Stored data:

* * * *

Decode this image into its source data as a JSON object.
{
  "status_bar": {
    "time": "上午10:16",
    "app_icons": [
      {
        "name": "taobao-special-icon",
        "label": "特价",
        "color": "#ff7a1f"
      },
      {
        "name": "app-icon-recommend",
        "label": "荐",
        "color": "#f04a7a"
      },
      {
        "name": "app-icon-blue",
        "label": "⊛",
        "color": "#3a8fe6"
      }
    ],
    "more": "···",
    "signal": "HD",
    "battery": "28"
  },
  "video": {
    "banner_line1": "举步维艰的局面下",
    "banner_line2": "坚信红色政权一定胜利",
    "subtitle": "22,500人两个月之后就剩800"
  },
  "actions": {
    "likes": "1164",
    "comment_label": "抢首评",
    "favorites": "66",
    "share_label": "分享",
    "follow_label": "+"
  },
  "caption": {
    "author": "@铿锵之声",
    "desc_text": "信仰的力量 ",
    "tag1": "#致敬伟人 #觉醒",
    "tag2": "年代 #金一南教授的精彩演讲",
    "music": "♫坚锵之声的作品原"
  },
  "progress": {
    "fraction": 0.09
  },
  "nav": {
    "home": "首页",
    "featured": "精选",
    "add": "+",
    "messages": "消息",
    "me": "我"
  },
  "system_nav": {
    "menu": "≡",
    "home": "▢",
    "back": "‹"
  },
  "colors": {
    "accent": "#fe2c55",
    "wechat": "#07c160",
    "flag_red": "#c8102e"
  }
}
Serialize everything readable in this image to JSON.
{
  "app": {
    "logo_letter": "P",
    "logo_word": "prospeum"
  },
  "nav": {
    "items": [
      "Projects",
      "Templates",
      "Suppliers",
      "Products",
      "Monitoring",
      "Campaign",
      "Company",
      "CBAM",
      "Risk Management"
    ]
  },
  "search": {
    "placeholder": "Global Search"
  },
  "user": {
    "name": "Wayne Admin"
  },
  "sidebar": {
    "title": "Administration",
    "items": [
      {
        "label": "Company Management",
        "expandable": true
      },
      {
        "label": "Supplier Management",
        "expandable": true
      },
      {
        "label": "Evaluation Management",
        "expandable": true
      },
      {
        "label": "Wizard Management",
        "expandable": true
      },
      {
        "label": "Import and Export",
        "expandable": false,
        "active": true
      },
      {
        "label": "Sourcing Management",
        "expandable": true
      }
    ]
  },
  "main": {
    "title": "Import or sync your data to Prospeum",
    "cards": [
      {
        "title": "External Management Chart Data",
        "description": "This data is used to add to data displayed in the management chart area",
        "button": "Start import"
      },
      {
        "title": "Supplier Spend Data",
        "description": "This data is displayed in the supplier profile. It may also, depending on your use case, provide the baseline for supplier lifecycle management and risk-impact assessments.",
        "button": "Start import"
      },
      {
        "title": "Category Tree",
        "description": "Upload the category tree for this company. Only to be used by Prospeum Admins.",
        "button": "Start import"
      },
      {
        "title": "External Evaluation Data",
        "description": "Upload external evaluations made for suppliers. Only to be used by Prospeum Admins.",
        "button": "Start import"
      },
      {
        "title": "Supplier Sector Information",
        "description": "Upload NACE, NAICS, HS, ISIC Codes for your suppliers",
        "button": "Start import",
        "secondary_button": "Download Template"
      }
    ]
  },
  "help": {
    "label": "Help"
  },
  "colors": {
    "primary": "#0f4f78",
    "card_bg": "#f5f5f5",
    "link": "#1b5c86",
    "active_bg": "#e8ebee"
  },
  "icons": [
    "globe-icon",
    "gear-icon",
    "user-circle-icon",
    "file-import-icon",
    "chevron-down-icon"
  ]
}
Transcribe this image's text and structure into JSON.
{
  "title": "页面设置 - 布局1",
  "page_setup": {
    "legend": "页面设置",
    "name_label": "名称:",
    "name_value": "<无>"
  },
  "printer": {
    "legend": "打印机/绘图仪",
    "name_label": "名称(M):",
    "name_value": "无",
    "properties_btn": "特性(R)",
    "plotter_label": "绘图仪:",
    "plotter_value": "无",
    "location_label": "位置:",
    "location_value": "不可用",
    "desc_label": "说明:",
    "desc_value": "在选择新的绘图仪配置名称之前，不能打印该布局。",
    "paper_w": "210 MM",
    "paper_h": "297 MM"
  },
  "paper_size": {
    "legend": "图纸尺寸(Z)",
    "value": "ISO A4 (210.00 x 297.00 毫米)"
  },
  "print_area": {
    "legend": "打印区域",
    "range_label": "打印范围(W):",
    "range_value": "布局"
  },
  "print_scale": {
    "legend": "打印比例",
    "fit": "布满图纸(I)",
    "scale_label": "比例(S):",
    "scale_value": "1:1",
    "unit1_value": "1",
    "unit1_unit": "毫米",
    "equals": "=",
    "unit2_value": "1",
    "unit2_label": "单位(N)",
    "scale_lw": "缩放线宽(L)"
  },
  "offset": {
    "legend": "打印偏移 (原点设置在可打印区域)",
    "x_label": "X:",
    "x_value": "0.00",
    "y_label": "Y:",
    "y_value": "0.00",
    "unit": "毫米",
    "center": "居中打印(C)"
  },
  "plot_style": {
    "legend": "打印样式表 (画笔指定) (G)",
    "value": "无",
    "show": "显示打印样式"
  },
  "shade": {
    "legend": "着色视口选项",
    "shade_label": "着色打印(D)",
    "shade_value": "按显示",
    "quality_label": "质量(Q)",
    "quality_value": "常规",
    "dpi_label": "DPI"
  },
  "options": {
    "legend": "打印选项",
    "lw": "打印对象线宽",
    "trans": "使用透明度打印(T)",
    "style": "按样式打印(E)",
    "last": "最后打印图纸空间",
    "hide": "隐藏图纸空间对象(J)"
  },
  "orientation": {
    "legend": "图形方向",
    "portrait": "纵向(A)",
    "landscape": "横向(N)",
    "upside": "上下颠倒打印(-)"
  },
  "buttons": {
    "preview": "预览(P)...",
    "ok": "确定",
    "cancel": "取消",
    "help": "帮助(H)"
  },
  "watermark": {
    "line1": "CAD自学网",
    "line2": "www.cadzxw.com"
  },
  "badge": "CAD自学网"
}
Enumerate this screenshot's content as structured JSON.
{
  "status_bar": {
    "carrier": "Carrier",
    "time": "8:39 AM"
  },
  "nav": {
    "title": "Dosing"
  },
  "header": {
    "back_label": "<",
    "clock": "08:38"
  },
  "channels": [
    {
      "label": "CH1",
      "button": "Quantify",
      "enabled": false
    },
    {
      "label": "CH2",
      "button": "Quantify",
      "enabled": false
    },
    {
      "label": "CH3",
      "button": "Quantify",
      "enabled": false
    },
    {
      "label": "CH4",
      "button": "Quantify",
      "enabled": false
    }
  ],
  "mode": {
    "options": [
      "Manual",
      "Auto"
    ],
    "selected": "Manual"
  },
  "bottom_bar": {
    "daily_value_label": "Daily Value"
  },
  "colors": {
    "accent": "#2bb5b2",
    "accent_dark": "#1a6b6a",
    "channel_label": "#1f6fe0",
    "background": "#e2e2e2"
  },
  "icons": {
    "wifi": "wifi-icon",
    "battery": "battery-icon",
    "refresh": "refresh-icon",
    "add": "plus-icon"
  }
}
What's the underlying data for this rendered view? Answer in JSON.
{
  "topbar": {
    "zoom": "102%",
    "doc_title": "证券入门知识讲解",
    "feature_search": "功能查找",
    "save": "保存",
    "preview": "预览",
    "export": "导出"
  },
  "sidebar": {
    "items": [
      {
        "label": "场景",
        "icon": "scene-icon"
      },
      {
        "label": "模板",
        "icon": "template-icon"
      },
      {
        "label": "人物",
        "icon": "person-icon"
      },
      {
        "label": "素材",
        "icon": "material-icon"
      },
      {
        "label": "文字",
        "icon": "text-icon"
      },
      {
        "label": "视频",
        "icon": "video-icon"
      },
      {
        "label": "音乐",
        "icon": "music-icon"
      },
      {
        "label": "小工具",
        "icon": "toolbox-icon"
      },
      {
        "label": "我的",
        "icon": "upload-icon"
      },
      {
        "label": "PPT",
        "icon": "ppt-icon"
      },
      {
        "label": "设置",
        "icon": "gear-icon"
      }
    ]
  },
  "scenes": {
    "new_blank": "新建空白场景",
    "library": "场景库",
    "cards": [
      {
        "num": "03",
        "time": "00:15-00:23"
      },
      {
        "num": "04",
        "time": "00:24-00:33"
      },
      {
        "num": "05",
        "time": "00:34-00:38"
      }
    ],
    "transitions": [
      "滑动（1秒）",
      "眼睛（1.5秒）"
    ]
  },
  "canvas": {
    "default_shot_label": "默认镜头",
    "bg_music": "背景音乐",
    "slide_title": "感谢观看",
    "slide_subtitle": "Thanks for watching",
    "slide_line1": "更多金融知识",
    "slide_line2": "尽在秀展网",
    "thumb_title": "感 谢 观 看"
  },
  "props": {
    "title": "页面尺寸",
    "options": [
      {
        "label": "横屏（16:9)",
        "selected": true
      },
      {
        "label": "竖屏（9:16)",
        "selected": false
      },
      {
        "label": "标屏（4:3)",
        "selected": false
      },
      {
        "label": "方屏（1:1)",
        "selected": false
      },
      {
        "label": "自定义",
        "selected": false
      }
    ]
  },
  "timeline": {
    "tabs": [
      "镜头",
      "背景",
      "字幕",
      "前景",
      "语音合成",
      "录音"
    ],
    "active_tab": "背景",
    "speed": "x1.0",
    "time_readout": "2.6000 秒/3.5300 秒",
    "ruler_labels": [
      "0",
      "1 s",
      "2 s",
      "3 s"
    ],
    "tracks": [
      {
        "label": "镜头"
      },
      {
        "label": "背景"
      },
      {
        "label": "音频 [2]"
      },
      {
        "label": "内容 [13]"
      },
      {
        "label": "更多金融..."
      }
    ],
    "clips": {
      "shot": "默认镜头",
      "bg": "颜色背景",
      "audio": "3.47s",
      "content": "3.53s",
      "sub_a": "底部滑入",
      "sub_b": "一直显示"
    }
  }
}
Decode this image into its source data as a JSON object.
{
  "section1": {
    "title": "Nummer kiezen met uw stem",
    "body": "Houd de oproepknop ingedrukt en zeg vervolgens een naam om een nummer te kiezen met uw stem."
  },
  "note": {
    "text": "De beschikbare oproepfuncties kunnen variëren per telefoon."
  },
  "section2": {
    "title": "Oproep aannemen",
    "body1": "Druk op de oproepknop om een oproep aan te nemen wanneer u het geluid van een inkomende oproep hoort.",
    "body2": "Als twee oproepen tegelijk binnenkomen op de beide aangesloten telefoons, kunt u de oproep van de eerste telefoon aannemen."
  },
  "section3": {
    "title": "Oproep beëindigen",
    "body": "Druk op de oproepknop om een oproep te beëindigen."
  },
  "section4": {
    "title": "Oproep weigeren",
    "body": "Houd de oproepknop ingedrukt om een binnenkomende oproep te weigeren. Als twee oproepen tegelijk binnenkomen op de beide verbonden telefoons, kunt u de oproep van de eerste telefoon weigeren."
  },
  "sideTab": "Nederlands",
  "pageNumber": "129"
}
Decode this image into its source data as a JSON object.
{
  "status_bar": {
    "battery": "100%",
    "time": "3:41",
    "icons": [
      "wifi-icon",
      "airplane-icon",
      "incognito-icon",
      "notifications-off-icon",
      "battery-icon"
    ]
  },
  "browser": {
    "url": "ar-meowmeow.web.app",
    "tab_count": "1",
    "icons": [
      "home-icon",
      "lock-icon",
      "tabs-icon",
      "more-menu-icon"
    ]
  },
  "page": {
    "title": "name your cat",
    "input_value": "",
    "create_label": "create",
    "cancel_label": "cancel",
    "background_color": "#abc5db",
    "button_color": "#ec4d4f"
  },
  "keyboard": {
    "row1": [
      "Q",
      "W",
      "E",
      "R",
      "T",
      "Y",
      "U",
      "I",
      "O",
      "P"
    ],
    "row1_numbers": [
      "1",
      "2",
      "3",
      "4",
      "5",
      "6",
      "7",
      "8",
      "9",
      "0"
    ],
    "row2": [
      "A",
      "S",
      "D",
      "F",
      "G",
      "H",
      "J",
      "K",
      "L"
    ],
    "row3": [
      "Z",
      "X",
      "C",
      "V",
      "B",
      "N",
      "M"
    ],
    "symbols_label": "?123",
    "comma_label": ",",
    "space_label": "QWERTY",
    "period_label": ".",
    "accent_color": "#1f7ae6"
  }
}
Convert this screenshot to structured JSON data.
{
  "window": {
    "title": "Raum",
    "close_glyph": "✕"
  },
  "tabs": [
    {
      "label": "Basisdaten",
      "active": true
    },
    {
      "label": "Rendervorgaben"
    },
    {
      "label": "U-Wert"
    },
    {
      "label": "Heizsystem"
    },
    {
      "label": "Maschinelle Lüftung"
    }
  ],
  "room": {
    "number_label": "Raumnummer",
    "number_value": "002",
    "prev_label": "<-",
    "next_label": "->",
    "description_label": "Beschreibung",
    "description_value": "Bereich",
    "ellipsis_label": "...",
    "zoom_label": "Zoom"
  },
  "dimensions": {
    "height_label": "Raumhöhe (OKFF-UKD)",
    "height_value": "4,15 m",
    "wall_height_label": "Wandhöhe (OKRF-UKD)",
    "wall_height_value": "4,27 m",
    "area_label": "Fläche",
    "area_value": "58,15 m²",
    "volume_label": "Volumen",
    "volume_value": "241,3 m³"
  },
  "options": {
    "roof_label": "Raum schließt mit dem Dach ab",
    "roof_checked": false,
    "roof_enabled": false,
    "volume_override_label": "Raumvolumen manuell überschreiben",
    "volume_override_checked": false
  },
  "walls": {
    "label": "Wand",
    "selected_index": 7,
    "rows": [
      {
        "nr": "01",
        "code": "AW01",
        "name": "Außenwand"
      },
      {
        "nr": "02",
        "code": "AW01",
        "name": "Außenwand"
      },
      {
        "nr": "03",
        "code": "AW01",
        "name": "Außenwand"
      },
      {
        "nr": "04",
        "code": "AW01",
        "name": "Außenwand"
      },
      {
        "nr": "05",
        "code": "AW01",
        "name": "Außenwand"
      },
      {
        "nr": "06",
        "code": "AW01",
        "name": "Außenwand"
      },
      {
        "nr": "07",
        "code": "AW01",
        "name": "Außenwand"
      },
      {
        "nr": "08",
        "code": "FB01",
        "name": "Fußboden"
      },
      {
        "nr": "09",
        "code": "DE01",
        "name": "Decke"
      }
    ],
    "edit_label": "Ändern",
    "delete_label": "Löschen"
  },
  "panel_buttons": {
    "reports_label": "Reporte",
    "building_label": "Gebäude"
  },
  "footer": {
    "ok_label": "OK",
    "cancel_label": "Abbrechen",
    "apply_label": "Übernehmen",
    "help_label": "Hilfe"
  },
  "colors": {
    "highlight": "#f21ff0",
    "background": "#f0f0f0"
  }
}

* * * *

◆ Stated problem ◆
Pick out all lines from the data above in which the word "ingedrukt" appears.

◆ Result below ◆
    "body": "Houd de oproepknop ingedrukt en zeg vervolgens een naam om een nummer te kiezen met uw stem."
    "body": "Houd de oproepknop ingedrukt om een binnenkomende oproep te weigeren. Als twee oproepen tegelijk binnenkomen op de beide verbonden telefoons, kunt u de oproep van de eerste telefoon weigeren."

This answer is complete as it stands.